◆ **Problem to solve**
Exactly reproduce the lines that follow.

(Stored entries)
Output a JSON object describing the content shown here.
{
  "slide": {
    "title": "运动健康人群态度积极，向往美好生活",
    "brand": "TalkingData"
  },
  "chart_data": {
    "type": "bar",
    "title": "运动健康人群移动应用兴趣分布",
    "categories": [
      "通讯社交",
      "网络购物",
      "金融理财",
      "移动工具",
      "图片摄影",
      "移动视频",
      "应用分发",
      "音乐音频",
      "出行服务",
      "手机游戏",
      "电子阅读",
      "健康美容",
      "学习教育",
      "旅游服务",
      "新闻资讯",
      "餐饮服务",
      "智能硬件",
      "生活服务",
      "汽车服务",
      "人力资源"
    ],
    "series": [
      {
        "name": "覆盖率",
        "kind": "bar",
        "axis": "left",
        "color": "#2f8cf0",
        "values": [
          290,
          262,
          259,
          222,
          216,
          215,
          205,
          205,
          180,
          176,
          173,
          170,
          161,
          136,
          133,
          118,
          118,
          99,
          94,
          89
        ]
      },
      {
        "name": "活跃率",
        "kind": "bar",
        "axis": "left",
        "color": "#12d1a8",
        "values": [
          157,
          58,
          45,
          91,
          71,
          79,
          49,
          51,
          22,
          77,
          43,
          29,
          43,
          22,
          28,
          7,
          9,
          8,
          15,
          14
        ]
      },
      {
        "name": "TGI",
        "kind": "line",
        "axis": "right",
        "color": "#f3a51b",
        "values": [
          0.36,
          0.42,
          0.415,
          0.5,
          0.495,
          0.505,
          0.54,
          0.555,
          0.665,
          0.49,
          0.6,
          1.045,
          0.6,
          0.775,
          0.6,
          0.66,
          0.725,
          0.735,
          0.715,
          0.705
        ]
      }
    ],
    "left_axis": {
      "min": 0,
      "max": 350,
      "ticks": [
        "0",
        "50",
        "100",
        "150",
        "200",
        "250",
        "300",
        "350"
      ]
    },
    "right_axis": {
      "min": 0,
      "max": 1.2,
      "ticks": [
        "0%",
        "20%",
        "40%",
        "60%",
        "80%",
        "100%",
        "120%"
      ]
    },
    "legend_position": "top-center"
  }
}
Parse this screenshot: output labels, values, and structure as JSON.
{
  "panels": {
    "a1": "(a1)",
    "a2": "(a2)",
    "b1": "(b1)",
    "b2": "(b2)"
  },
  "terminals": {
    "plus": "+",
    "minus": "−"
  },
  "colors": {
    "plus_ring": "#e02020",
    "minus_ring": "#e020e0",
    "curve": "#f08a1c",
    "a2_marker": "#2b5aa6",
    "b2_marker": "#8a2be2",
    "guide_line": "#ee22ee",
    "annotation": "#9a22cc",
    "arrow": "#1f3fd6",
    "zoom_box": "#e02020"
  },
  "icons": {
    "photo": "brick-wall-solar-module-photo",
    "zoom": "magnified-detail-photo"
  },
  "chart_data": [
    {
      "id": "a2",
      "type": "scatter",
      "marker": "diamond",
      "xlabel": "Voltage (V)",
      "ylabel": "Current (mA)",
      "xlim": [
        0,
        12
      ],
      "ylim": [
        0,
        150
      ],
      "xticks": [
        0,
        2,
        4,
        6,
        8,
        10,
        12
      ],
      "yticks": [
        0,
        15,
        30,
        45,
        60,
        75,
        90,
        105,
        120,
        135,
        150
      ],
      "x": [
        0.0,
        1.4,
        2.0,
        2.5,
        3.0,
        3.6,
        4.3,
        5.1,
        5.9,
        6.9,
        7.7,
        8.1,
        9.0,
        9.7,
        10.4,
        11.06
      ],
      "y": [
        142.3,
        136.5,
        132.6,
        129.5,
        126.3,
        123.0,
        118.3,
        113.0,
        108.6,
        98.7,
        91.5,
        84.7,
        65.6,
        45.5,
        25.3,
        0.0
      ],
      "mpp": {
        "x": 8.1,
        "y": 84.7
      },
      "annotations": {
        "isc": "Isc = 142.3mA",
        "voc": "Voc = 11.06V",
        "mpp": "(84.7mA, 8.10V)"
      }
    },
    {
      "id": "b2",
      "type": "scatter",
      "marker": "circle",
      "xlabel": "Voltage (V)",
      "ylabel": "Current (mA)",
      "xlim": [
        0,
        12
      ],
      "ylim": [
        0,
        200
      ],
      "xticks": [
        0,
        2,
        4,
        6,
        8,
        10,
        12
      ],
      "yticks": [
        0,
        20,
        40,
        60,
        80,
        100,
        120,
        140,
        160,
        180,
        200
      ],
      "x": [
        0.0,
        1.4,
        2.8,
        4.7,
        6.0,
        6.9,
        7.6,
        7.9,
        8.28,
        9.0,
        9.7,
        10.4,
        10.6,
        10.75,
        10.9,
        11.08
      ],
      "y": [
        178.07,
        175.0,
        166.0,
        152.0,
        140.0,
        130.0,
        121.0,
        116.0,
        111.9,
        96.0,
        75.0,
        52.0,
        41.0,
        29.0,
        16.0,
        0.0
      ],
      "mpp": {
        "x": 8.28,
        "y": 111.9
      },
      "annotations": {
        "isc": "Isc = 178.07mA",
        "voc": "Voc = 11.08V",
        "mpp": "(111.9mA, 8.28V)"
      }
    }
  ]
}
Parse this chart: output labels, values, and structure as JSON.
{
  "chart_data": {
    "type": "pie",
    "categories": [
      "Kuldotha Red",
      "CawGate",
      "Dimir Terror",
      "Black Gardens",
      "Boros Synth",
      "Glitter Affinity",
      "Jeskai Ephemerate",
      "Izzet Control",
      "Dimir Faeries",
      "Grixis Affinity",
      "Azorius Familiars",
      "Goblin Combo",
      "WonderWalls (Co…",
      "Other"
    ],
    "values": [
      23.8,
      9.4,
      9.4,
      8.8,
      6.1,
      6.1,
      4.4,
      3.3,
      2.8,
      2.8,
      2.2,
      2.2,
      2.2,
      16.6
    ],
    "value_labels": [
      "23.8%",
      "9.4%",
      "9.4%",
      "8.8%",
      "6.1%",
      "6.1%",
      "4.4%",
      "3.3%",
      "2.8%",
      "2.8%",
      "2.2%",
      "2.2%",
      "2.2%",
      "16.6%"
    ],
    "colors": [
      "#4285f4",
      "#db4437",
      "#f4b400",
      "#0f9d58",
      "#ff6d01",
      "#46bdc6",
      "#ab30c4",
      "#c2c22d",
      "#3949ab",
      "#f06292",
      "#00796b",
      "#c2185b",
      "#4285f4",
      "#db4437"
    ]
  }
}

◆ **Output below**
Output a JSON object describing the content shown here.
{
  "slide": {
    "title": "运动健康人群态度积极，向往美好生活",
    "brand": "TalkingData"
  },
  "chart_data": {
    "type": "bar",
    "title": "运动健康人群移动应用兴趣分布",
    "categories": [
      "通讯社交",
      "网络购物",
      "金融理财",
      "移动工具",
      "图片摄影",
      "移动视频",
      "应用分发",
      "音乐音频",
      "出行服务",
      "手机游戏",
      "电子阅读",
      "健康美容",
      "学习教育",
      "旅游服务",
      "新闻资讯",
      "餐饮服务",
      "智能硬件",
      "生活服务",
      "汽车服务",
      "人力资源"
    ],
    "series": [
      {
        "name": "覆盖率",
        "kind": "bar",
        "axis": "left",
        "color": "#2f8cf0",
        "values": [
          290,
          262,
          259,
          222,
          216,
          215,
          205,
          205,
          180,
          176,
          173,
          170,
          161,
          136,
          133,
          118,
          118,
          99,
          94,
          89
        ]
      },
      {
        "name": "活跃率",
        "kind": "bar",
        "axis": "left",
        "color": "#12d1a8",
        "values": [
          157,
          58,
          45,
          91,
          71,
          79,
          49,
          51,
          22,
          77,
          43,
          29,
          43,
          22,
          28,
          7,
          9,
          8,
          15,
          14
        ]
      },
      {
        "name": "TGI",
        "kind": "line",
        "axis": "right",
        "color": "#f3a51b",
        "values": [
          0.36,
          0.42,
          0.415,
          0.5,
          0.495,
          0.505,
          0.54,
          0.555,
          0.665,
          0.49,
          0.6,
          1.045,
          0.6,
          0.775,
          0.6,
          0.66,
          0.725,
          0.735,
          0.715,
          0.705
        ]
      }
    ],
    "left_axis": {
      "min": 0,
      "max": 350,
      "ticks": [
        "0",
        "50",
        "100",
        "150",
        "200",
        "250",
        "300",
        "350"
      ]
    },
    "right_axis": {
      "min": 0,
      "max": 1.2,
      "ticks": [
        "0%",
        "20%",
        "40%",
        "60%",
        "80%",
        "100%",
        "120%"
      ]
    },
    "legend_position": "top-center"
  }
}
Parse this screenshot: output labels, values, and structure as JSON.
{
  "panels": {
    "a1": "(a1)",
    "a2": "(a2)",
    "b1": "(b1)",
    "b2": "(b2)"
  },
  "terminals": {
    "plus": "+",
    "minus": "−"
  },
  "colors": {
    "plus_ring": "#e02020",
    "minus_ring": "#e020e0",
    "curve": "#f08a1c",
    "a2_marker": "#2b5aa6",
    "b2_marker": "#8a2be2",
    "guide_line": "#ee22ee",
    "annotation": "#9a22cc",
    "arrow": "#1f3fd6",
    "zoom_box": "#e02020"
  },
  "icons": {
    "photo": "brick-wall-solar-module-photo",
    "zoom": "magnified-detail-photo"
  },
  "chart_data": [
    {
      "id": "a2",
      "type": "scatter",
      "marker": "diamond",
      "xlabel": "Voltage (V)",
      "ylabel": "Current (mA)",
      "xlim": [
        0,
        12
      ],
      "ylim": [
        0,
        150
      ],
      "xticks": [
        0,
        2,
        4,
        6,
        8,
        10,
        12
      ],
      "yticks": [
        0,
        15,
        30,
        45,
        60,
        75,
        90,
        105,
        120,
        135,
        150
      ],
      "x": [
        0.0,
        1.4,
        2.0,
        2.5,
        3.0,
        3.6,
        4.3,
        5.1,
        5.9,
        6.9,
        7.7,
        8.1,
        9.0,
        9.7,
        10.4,
        11.06
      ],
      "y": [
        142.3,
        136.5,
        132.6,
        129.5,
        126.3,
        123.0,
        118.3,
        113.0,
        108.6,
        98.7,
        91.5,
        84.7,
        65.6,
        45.5,
        25.3,
        0.0
      ],
      "mpp": {
        "x": 8.1,
        "y": 84.7
      },
      "annotations": {
        "isc": "Isc = 142.3mA",
        "voc": "Voc = 11.06V",
        "mpp": "(84.7mA, 8.10V)"
      }
    },
    {
      "id": "b2",
      "type": "scatter",
      "marker": "circle",
      "xlabel": "Voltage (V)",
      "ylabel": "Current (mA)",
      "xlim": [
        0,
        12
      ],
      "ylim": [
        0,
        200
      ],
      "xticks": [
        0,
        2,
        4,
        6,
        8,
        10,
        12
      ],
      "yticks": [
        0,
        20,
        40,
        60,
        80,
        100,
        120,
        140,
        160,
        180,
        200
      ],
      "x": [
        0.0,
        1.4,
        2.8,
        4.7,
        6.0,
        6.9,
        7.6,
        7.9,
        8.28,
        9.0,
        9.7,
        10.4,
        10.6,
        10.75,
        10.9,
        11.08
      ],
      "y": [
        178.07,
        175.0,
        166.0,
        152.0,
        140.0,
        130.0,
        121.0,
        116.0,
        111.9,
        96.0,
        75.0,
        52.0,
        41.0,
        29.0,
        16.0,
        0.0
      ],
      "mpp": {
        "x": 8.28,
        "y": 111.9
      },
      "annotations": {
        "isc": "Isc = 178.07mA",
        "voc": "Voc = 11.08V",
        "mpp": "(111.9mA, 8.28V)"
      }
    }
  ]
}
Parse this chart: output labels, values, and structure as JSON.
{
  "chart_data": {
    "type": "pie",
    "categories": [
      "Kuldotha Red",
      "CawGate",
      "Dimir Terror",
      "Black Gardens",
      "Boros Synth",
      "Glitter Affinity",
      "Jeskai Ephemerate",
      "Izzet Control",
      "Dimir Faeries",
      "Grixis Affinity",
      "Azorius Familiars",
      "Goblin Combo",
      "WonderWalls (Co…",
      "Other"
    ],
    "values": [
      23.8,
      9.4,
      9.4,
      8.8,
      6.1,
      6.1,
      4.4,
      3.3,
      2.8,
      2.8,
      2.2,
      2.2,
      2.2,
      16.6
    ],
    "value_labels": [
      "23.8%",
      "9.4%",
      "9.4%",
      "8.8%",
      "6.1%",
      "6.1%",
      "4.4%",
      "3.3%",
      "2.8%",
      "2.8%",
      "2.2%",
      "2.2%",
      "2.2%",
      "16.6%"
    ],
    "colors": [
      "#4285f4",
      "#db4437",
      "#f4b400",
      "#0f9d58",
      "#ff6d01",
      "#46bdc6",
      "#ab30c4",
      "#c2c22d",
      "#3949ab",
      "#f06292",
      "#00796b",
      "#c2185b",
      "#4285f4",
      "#db4437"
    ]
  }
}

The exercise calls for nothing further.